▸ **GOAL**
From the entries that follow, list every line in which the string "JSON" appears.

▸ **AVAILABLE DATA**
┌──
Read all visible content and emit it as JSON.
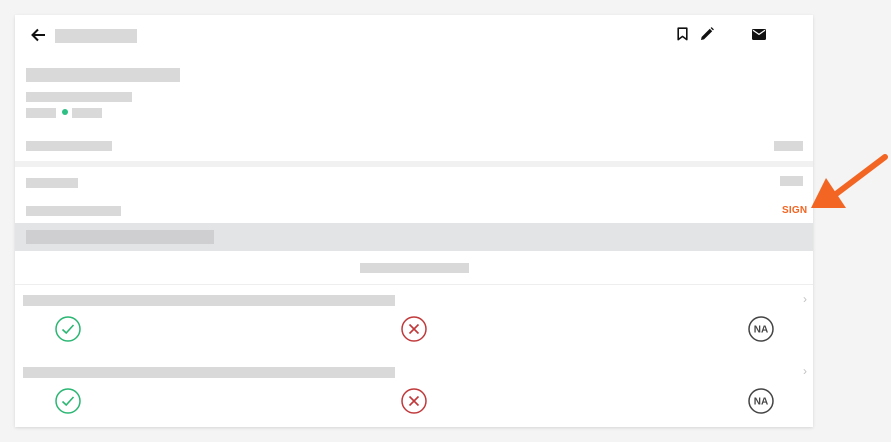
{
  "actions": {
    "sign_label": "SIGN"
  },
  "responses": {
    "na_label": "NA"
  },
  "colors": {
    "accent_orange": "#f26522",
    "pass_green": "#2bb673",
    "fail_red": "#c0393b",
    "status_dot": "#2dbf84",
    "na_grey": "#444444"
  },
  "icons": {
    "back": "arrow-left-icon",
    "bookmark": "bookmark-icon",
    "edit": "pencil-icon",
    "email": "envelope-icon",
    "pass": "check-circle-icon",
    "fail": "x-circle-icon",
    "chevron": "chevron-right-icon"
  }
}
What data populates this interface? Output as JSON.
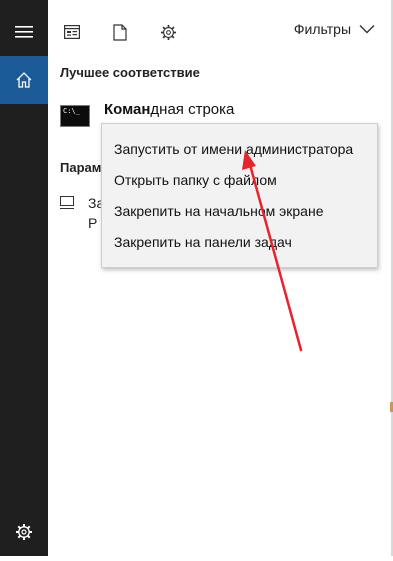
{
  "sidebar": {
    "hamburger_icon": "hamburger-menu-icon",
    "home_icon": "home-icon",
    "settings_icon": "gear-icon",
    "active_color": "#1a5a96",
    "background_color": "#1f1f1f"
  },
  "toolbar": {
    "icons": [
      "apps-icon",
      "document-icon",
      "gear-icon"
    ],
    "filters_label": "Фильтры",
    "filters_icon": "chevron-down-icon"
  },
  "best_match": {
    "heading": "Лучшее соответствие",
    "result": {
      "icon": "command-prompt-icon",
      "icon_text": "C:\\_",
      "name_bold": "Коман",
      "name_rest": "дная строка"
    }
  },
  "settings_section": {
    "heading_partial": "Парам",
    "item": {
      "icon": "monitor-icon",
      "line1": "За",
      "line2": "Р"
    }
  },
  "context_menu": {
    "items": [
      "Запустить от имени администратора",
      "Открыть папку с файлом",
      "Закрепить на начальном экране",
      "Закрепить на панели задач"
    ]
  },
  "annotation": {
    "arrow_color": "#e8232a"
  }
}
└──
▸ **IN RESPONSE**
Read all visible content and emit it as JSON.
What data populates this interface? Output as JSON.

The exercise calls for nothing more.